* Stated task *
Count every line that holds the string "dues", then give that number alone.

* The records *

########################################

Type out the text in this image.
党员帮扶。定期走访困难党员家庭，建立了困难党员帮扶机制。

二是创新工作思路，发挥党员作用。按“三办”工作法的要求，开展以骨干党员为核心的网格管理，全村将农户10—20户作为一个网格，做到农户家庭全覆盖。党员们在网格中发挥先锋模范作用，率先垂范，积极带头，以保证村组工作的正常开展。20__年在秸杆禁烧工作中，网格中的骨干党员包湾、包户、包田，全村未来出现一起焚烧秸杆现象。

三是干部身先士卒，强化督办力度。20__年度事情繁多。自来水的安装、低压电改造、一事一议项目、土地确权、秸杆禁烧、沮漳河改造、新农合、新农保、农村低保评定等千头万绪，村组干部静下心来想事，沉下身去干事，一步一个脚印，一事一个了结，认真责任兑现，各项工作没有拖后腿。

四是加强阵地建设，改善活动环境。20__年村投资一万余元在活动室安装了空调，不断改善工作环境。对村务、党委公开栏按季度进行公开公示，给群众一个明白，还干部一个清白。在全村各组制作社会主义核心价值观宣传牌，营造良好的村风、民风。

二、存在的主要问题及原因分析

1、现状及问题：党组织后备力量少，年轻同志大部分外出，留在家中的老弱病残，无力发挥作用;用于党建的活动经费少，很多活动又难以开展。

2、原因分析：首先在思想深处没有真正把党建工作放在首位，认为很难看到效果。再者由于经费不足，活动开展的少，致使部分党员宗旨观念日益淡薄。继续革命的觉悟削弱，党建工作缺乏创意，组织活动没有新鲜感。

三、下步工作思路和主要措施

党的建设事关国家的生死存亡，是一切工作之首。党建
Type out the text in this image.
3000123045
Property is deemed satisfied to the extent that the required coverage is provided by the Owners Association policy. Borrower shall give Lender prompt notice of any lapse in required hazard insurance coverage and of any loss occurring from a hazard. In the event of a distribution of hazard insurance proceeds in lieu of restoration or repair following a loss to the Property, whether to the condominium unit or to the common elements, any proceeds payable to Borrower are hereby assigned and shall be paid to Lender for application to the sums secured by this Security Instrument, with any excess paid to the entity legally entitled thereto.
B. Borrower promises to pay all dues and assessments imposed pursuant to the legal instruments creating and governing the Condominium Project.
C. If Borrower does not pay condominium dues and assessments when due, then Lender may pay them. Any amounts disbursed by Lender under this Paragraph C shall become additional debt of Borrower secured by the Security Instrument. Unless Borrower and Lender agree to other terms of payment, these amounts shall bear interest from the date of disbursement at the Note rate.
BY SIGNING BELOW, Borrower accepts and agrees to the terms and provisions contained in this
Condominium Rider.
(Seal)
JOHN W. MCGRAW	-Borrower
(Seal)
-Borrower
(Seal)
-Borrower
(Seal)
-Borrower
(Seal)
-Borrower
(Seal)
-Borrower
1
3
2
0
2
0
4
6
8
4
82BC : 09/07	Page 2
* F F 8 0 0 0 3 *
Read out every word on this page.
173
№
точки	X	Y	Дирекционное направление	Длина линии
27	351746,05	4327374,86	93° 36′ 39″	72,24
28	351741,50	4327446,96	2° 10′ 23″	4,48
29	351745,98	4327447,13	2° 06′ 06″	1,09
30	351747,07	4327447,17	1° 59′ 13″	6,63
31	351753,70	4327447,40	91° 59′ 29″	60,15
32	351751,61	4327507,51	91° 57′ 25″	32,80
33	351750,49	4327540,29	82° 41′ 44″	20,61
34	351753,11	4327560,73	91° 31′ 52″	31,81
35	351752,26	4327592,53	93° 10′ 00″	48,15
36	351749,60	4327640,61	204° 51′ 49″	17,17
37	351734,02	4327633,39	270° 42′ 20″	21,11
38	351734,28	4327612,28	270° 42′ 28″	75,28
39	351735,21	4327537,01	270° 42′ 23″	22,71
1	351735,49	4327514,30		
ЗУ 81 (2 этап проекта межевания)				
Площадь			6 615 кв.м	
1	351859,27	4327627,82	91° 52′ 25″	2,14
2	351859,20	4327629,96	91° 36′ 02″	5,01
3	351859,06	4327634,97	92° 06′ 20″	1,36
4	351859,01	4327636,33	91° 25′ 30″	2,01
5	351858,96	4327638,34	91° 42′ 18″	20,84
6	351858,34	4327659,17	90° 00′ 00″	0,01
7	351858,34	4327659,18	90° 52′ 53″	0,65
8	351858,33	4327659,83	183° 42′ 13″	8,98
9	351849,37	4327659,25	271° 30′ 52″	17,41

########################################

* Task solution *
2